→ Seitenauszug:
■ ■ ■ ■ ■ ■ ■
Die Ursachen dafür sind sehr vielfältig und nicht primär durch den Einsatz von Pflanzenschutzmitteln begründet. Die Förderung immer größerer landwirtschaftlicher Flächen, die zu ausgeräumten strukturarmen landwirtschaftlich genutzten Landschaften mit einseitiger Nutzung und hohem Nährstoffangebot für die Kulturpflanzen führen zu einer Vergrünung der Landschaft. Dies hat zur Folge, dass Insekten ihre Nahrungsgrundlage und ihren Lebensraum verlieren. Der Klimawandel ist dafür verantwortlich, dass Blütezeiten und Insektenentwicklung oft nicht mehr synchron verlaufen. Auch eine zunehmende Versiegelung durch immer mehr Straßen, neue Industriegebiete und Siedlungen führen zur Zerstörung angestammter Lebensräume.
Die Auswirkungen des Insekten-Rückgangs sind gravierend, denn vielen Vögeln und Kleinsäugern dienen Insekten als Nahrungsgrundlage. Die Abnahme an Insekten beeinflusst daher auch deren Bestände. Die Entwicklung der Insektenpopulation wirkt sich jedoch auch auf unsere Lebensgrundlagen aus, da rund 80 % unserer Nutzpflanzen auf die Bestäubung durch Insekten angewiesen sind. Nicht vergessen werden darf, dass viele Insekten als Nützlinge einen gewichtigen Faktor im natürlichen Gleichgewicht darstellen.
■ ■ ■ ■ ■ ■ ■
→ Gespeichertes Material:
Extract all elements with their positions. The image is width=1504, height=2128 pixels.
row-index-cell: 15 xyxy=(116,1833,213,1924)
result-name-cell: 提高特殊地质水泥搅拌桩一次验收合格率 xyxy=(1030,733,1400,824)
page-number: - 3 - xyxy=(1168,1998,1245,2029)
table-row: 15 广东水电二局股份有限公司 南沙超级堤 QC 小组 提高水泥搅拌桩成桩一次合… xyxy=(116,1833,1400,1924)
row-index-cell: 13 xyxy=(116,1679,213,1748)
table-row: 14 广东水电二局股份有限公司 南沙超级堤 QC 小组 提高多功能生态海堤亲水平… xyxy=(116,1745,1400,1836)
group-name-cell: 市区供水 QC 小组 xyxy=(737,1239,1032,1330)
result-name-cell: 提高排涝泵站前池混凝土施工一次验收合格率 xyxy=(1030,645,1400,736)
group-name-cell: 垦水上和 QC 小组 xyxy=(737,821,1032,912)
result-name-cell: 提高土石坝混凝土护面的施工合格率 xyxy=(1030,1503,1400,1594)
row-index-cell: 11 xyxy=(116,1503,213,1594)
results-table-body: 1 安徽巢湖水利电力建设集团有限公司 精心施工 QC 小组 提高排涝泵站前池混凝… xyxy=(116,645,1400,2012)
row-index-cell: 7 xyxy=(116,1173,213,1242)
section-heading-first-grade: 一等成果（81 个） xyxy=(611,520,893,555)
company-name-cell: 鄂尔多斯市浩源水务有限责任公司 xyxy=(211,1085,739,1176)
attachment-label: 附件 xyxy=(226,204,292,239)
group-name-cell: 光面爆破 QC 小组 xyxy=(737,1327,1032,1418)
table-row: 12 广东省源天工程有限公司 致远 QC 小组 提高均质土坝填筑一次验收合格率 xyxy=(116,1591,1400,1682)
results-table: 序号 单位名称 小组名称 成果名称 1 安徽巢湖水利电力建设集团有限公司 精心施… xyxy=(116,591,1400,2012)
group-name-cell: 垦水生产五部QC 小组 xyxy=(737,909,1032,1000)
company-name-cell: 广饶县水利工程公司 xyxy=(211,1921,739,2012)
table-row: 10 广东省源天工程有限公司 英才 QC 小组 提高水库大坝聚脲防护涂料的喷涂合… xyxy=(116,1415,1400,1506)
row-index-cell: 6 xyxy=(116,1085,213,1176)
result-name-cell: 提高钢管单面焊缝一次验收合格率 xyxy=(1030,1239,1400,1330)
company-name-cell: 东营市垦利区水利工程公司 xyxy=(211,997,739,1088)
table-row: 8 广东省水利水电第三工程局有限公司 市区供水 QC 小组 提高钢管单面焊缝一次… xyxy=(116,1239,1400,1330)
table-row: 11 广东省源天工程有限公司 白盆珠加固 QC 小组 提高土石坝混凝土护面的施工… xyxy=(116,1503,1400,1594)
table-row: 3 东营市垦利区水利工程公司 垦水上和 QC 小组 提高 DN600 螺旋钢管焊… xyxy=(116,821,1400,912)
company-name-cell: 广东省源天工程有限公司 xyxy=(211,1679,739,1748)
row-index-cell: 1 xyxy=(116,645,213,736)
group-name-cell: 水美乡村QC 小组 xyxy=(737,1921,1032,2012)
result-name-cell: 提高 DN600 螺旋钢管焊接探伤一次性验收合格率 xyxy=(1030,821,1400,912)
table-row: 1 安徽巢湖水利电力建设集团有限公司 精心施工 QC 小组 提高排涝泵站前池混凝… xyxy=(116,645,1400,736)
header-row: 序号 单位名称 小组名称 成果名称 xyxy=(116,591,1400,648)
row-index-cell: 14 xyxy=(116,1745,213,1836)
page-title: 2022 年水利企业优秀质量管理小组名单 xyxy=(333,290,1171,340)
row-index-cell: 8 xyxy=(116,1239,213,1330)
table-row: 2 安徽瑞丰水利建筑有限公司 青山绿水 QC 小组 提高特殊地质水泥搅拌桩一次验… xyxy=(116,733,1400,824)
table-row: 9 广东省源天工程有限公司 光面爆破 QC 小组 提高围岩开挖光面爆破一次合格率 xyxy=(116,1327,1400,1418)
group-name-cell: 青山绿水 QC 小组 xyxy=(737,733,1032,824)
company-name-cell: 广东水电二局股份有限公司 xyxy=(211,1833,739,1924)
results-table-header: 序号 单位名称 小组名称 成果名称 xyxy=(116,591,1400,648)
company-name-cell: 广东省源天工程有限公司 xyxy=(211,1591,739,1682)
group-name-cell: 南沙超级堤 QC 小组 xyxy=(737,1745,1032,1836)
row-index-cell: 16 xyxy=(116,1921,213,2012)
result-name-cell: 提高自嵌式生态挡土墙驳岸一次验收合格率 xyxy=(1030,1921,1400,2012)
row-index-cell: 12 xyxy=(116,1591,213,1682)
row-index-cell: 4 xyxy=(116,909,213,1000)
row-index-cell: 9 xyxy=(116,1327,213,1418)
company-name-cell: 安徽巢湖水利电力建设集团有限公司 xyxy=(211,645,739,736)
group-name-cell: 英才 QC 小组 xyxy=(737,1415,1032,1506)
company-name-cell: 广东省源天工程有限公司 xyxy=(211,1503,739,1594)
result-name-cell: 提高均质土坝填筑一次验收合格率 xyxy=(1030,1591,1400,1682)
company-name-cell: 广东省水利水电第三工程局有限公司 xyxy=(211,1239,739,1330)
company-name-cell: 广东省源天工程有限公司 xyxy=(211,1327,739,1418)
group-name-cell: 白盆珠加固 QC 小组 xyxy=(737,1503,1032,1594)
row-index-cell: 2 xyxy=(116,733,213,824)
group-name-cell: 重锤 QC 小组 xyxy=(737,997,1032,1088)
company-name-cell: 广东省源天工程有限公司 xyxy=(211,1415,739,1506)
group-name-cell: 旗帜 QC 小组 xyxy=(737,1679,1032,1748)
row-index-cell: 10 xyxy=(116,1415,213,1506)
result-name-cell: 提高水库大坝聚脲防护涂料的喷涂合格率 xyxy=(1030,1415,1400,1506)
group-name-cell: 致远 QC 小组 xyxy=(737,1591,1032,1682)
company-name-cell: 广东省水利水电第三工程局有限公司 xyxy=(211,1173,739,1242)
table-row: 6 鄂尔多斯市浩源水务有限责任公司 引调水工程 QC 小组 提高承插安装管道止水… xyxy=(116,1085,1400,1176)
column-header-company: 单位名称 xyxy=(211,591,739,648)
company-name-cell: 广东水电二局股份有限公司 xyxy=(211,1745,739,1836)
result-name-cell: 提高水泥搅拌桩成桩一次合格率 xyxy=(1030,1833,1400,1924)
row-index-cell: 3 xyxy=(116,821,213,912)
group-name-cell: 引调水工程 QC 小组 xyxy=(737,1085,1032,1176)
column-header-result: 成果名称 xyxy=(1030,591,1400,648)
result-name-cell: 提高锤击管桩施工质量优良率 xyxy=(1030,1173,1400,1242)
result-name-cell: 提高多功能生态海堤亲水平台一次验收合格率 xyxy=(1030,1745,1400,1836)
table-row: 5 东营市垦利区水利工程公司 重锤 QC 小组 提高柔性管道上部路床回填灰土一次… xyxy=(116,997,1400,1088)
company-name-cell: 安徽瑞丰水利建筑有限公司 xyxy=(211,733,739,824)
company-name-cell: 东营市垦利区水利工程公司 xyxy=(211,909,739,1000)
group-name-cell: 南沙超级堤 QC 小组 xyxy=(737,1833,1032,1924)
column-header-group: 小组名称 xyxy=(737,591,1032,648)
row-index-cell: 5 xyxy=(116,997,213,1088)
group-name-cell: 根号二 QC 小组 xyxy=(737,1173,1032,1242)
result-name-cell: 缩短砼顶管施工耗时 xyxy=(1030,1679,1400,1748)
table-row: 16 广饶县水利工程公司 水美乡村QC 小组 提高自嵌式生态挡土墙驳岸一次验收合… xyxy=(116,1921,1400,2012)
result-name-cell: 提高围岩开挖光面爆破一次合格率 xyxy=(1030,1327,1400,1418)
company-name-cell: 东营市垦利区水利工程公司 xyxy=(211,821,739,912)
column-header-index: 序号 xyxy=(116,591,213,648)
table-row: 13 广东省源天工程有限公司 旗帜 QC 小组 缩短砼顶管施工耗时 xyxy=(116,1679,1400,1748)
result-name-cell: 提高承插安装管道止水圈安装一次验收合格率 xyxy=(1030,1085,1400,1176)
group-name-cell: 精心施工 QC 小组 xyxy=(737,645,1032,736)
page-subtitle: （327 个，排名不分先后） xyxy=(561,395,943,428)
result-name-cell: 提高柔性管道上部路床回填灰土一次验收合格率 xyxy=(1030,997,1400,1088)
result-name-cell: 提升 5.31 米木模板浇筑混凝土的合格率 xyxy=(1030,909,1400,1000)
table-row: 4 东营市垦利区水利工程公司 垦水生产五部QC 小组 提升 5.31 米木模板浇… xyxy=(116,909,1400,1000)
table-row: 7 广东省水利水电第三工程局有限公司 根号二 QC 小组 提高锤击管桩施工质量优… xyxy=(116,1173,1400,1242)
■ ■ ■ ■ ■ ■ ■
Wie viel Prozent unserer Nutzpflanzen sind laut dem Seitenauszug auf die Bestäubung durch Insekten angewiesen?

→ Musterlösung: Rund 80 % unserer Nutzpflanzen sind auf die Bestäubung durch Insekten angewiesen.